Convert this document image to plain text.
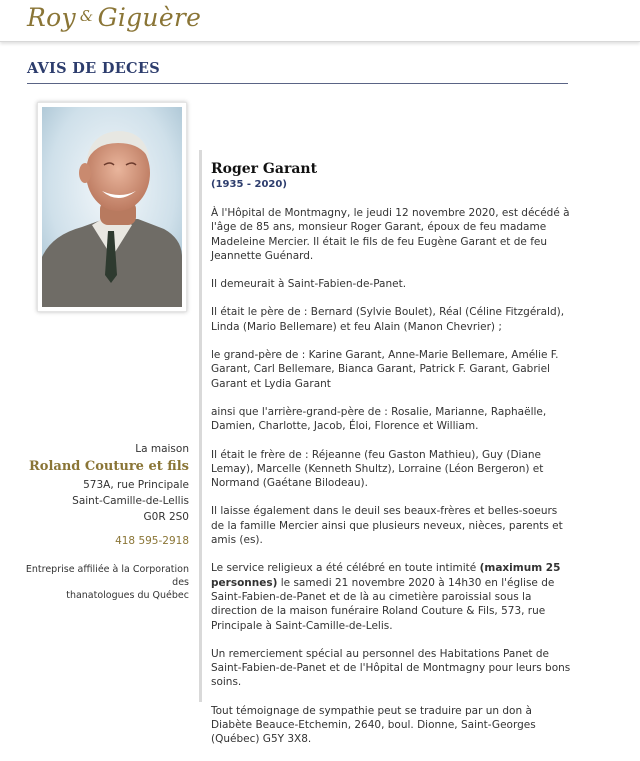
Roy & Giguère
AVIS DE DECES
La maison
Roland Couture et fils
573A, rue Principale
Saint-Camille-de-Lellis
G0R 2S0
418 595-2918
Entreprise affiliée à la Corporation des
thanatologues du Québec
Roger Garant
(1935 - 2020)

À l'Hôpital de Montmagny, le jeudi 12 novembre 2020, est décédé à l'âge de 85 ans, monsieur Roger Garant, époux de feu madame Madeleine Mercier. Il était le fils de feu Eugène Garant et de feu Jeannette Guénard.

Il demeurait à Saint-Fabien-de-Panet.

Il était le père de : Bernard (Sylvie Boulet), Réal (Céline Fitzgérald), Linda (Mario Bellemare) et feu Alain (Manon Chevrier) ;

le grand-père de : Karine Garant, Anne-Marie Bellemare, Amélie F. Garant, Carl Bellemare, Bianca Garant, Patrick F. Garant, Gabriel Garant et Lydia Garant

ainsi que l'arrière-grand-père de : Rosalie, Marianne, Raphaëlle, Damien, Charlotte, Jacob, Éloi, Florence et William.

Il était le frère de : Réjeanne (feu Gaston Mathieu), Guy (Diane Lemay), Marcelle (Kenneth Shultz), Lorraine (Léon Bergeron) et Normand (Gaétane Bilodeau).

Il laisse également dans le deuil ses beaux-frères et belles-soeurs de la famille Mercier ainsi que plusieurs neveux, nièces, parents et amis (es).

Le service religieux a été célébré en toute intimité (maximum 25 personnes) le samedi 21 novembre 2020 à 14h30 en l'église de Saint-Fabien-de-Panet et de là au cimetière paroissial sous la direction de la maison funéraire Roland Couture & Fils, 573, rue Principale à Saint-Camille-de-Lelis.

Un remerciement spécial au personnel des Habitations Panet de Saint-Fabien-de-Panet et de l'Hôpital de Montmagny pour leurs bons soins.

Tout témoignage de sympathie peut se traduire par un don à Diabète Beauce-Etchemin, 2640, boul. Dionne, Saint-Georges (Québec) G5Y 3X8.
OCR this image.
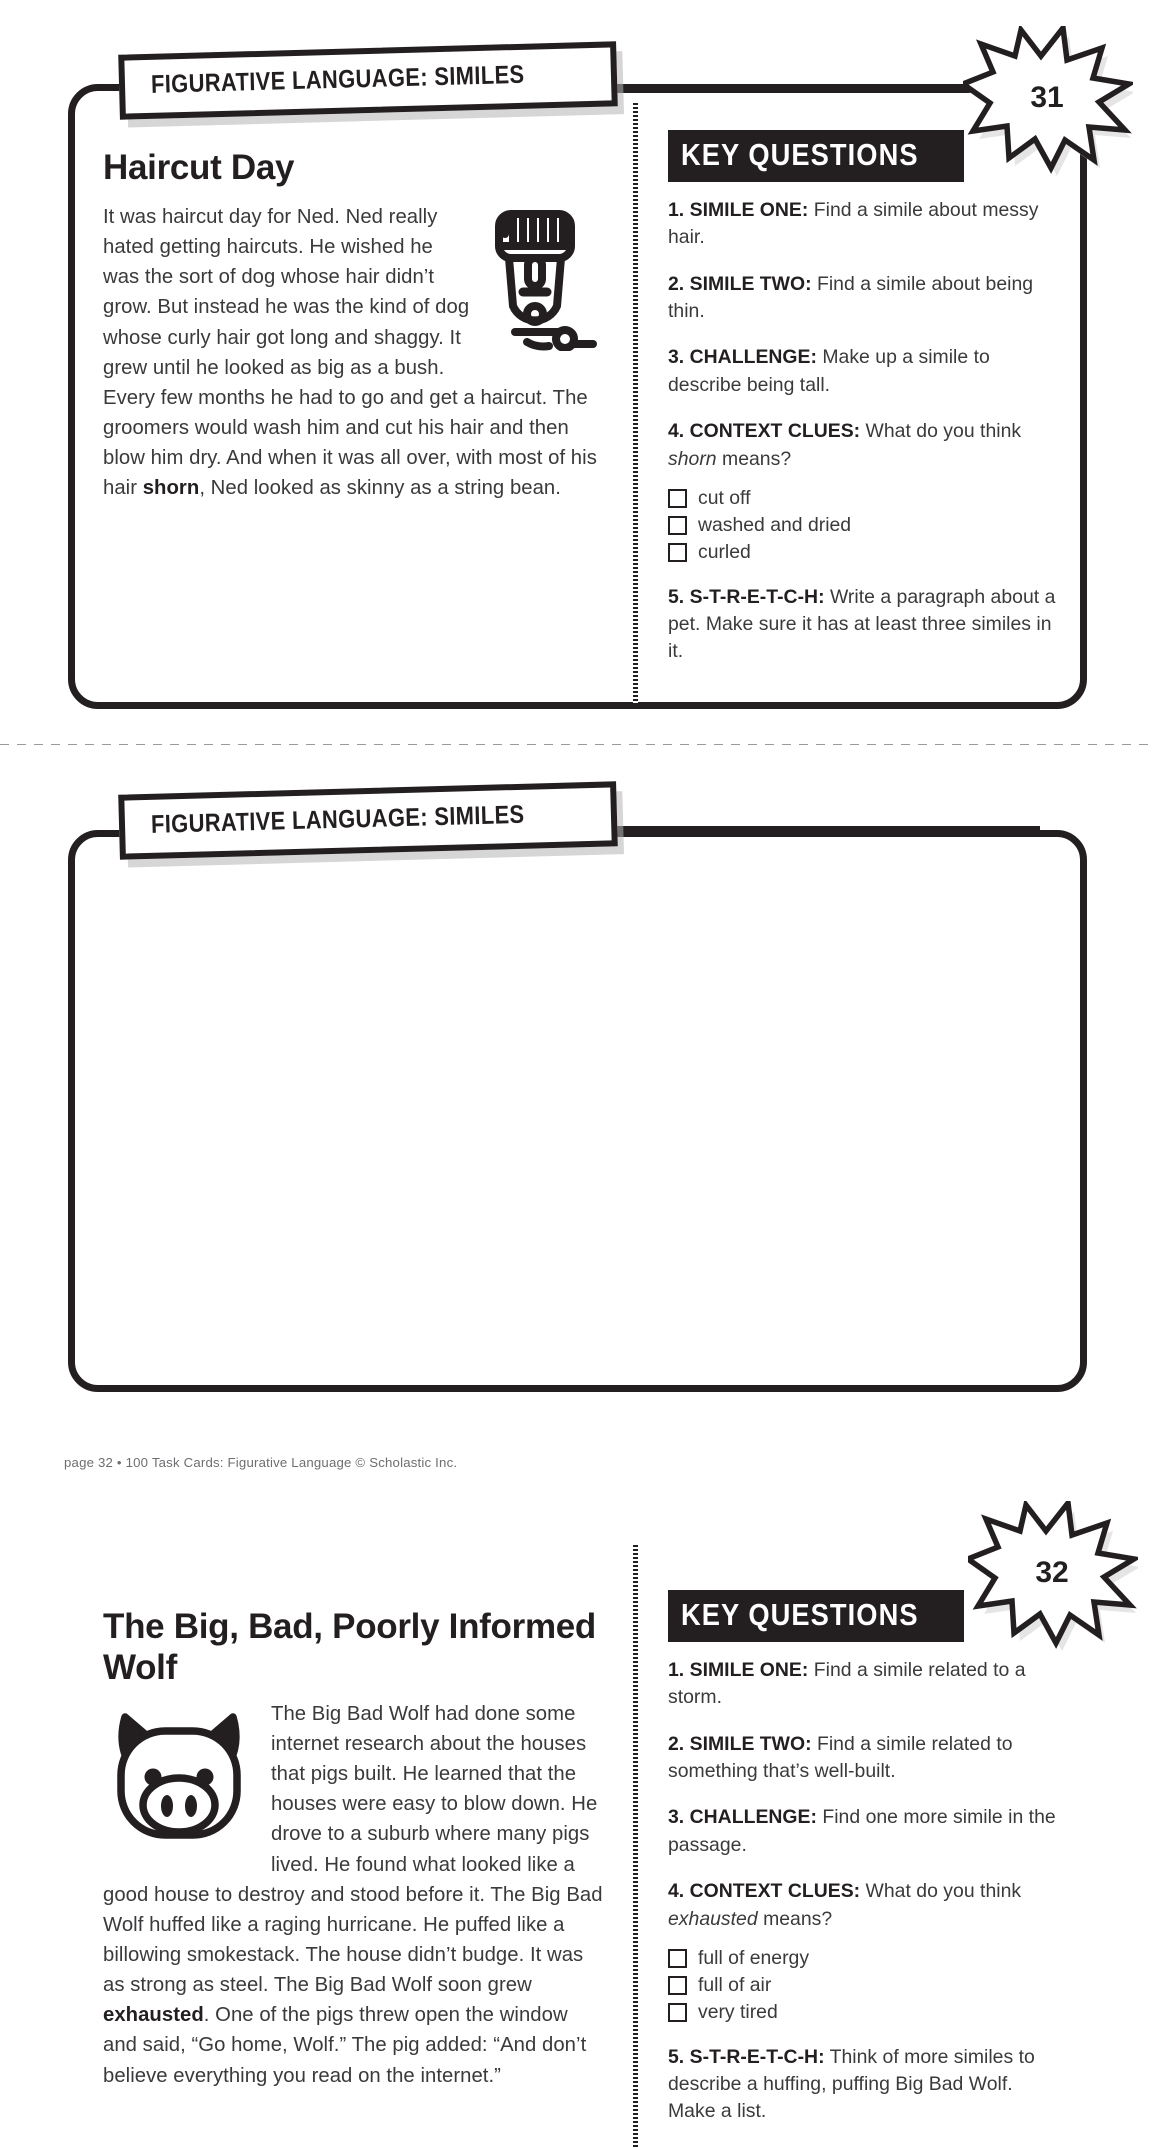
FIGURATIVE LANGUAGE: SIMILES	31
Haircut Day

It was haircut day for Ned. Ned really hated getting haircuts. He wished he was the sort of dog whose hair didn’t grow. But instead he was the kind of dog whose curly hair got long and shaggy. It grew until he looked as big as a bush. Every few months he had to go and get a haircut. The groomers would wash him and cut his hair and then blow him dry. And when it was all over, with most of his hair shorn, Ned looked as skinny as a string bean.

KEY QUESTIONS

1. SIMILE ONE: Find a simile about messy hair.

2. SIMILE TWO: Find a simile about being thin.

3. CHALLENGE: Make up a simile to describe being tall.

4. CONTEXT CLUES: What do you think shorn means?

cut off
washed and dried
curled

5. S-T-R-E-T-C-H: Write a paragraph about a pet. Make sure it has at least three similes in it.

FIGURATIVE LANGUAGE: SIMILES
32
The Big, Bad, Poorly Informed Wolf

The Big Bad Wolf had done some internet research about the houses that pigs built. He learned that the houses were easy to blow down. He drove to a suburb where many pigs lived. He found what looked like a good house to destroy and stood before it. The Big Bad Wolf huffed like a raging hurricane. He puffed like a billowing smokestack. The house didn’t budge. It was as strong as steel. The Big Bad Wolf soon grew exhausted. One of the pigs threw open the window and said, “Go home, Wolf.” The pig added: “And don’t believe everything you read on the internet.”

KEY QUESTIONS

1. SIMILE ONE: Find a simile related to a storm.

2. SIMILE TWO: Find a simile related to something that’s well-built.

3. CHALLENGE: Find one more simile in the passage.

4. CONTEXT CLUES: What do you think exhausted means?

full of energy
full of air
very tired

5. S-T-R-E-T-C-H: Think of more similes to describe a huffing, puffing Big Bad Wolf. Make a list.

page 32 • 100 Task Cards: Figurative Language © Scholastic Inc.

Given request:
Drop the pictures and reproduce the rest of the entries above exactly.

Response to the task:
Convert this document image to plain text.
Roy & Giguère
AVIS DE DECES
La maison
Roland Couture et fils
573A, rue Principale
Saint-Camille-de-Lellis
G0R 2S0
418 595-2918
Entreprise affiliée à la Corporation des
thanatologues du Québec
Roger Garant
(1935 - 2020)

À l'Hôpital de Montmagny, le jeudi 12 novembre 2020, est décédé à l'âge de 85 ans, monsieur Roger Garant, époux de feu madame Madeleine Mercier. Il était le fils de feu Eugène Garant et de feu Jeannette Guénard.

Il demeurait à Saint-Fabien-de-Panet.

Il était le père de : Bernard (Sylvie Boulet), Réal (Céline Fitzgérald), Linda (Mario Bellemare) et feu Alain (Manon Chevrier) ;

le grand-père de : Karine Garant, Anne-Marie Bellemare, Amélie F. Garant, Carl Bellemare, Bianca Garant, Patrick F. Garant, Gabriel Garant et Lydia Garant

ainsi que l'arrière-grand-père de : Rosalie, Marianne, Raphaëlle, Damien, Charlotte, Jacob, Éloi, Florence et William.

Il était le frère de : Réjeanne (feu Gaston Mathieu), Guy (Diane Lemay), Marcelle (Kenneth Shultz), Lorraine (Léon Bergeron) et Normand (Gaétane Bilodeau).

Il laisse également dans le deuil ses beaux-frères et belles-soeurs de la famille Mercier ainsi que plusieurs neveux, nièces, parents et amis (es).

Le service religieux a été célébré en toute intimité (maximum 25 personnes) le samedi 21 novembre 2020 à 14h30 en l'église de Saint-Fabien-de-Panet et de là au cimetière paroissial sous la direction de la maison funéraire Roland Couture & Fils, 573, rue Principale à Saint-Camille-de-Lelis.

Un remerciement spécial au personnel des Habitations Panet de Saint-Fabien-de-Panet et de l'Hôpital de Montmagny pour leurs bons soins.

Tout témoignage de sympathie peut se traduire par un don à Diabète Beauce-Etchemin, 2640, boul. Dionne, Saint-Georges (Québec) G5Y 3X8.
OCR this image.
FIGURATIVE LANGUAGE: SIMILES	31
Haircut Day

It was haircut day for Ned. Ned really hated getting haircuts. He wished he was the sort of dog whose hair didn’t grow. But instead he was the kind of dog whose curly hair got long and shaggy. It grew until he looked as big as a bush. Every few months he had to go and get a haircut. The groomers would wash him and cut his hair and then blow him dry. And when it was all over, with most of his hair shorn, Ned looked as skinny as a string bean.

KEY QUESTIONS

1. SIMILE ONE: Find a simile about messy hair.

2. SIMILE TWO: Find a simile about being thin.

3. CHALLENGE: Make up a simile to describe being tall.

4. CONTEXT CLUES: What do you think shorn means?

cut off
washed and dried
curled

5. S-T-R-E-T-C-H: Write a paragraph about a pet. Make sure it has at least three similes in it.

FIGURATIVE LANGUAGE: SIMILES
32
The Big, Bad, Poorly Informed Wolf

The Big Bad Wolf had done some internet research about the houses that pigs built. He learned that the houses were easy to blow down. He drove to a suburb where many pigs lived. He found what looked like a good house to destroy and stood before it. The Big Bad Wolf huffed like a raging hurricane. He puffed like a billowing smokestack. The house didn’t budge. It was as strong as steel. The Big Bad Wolf soon grew exhausted. One of the pigs threw open the window and said, “Go home, Wolf.” The pig added: “And don’t believe everything you read on the internet.”

KEY QUESTIONS

1. SIMILE ONE: Find a simile related to a storm.

2. SIMILE TWO: Find a simile related to something that’s well-built.

3. CHALLENGE: Find one more simile in the passage.

4. CONTEXT CLUES: What do you think exhausted means?

full of energy
full of air
very tired

5. S-T-R-E-T-C-H: Think of more similes to describe a huffing, puffing Big Bad Wolf. Make a list.

page 32 • 100 Task Cards: Figurative Language © Scholastic Inc.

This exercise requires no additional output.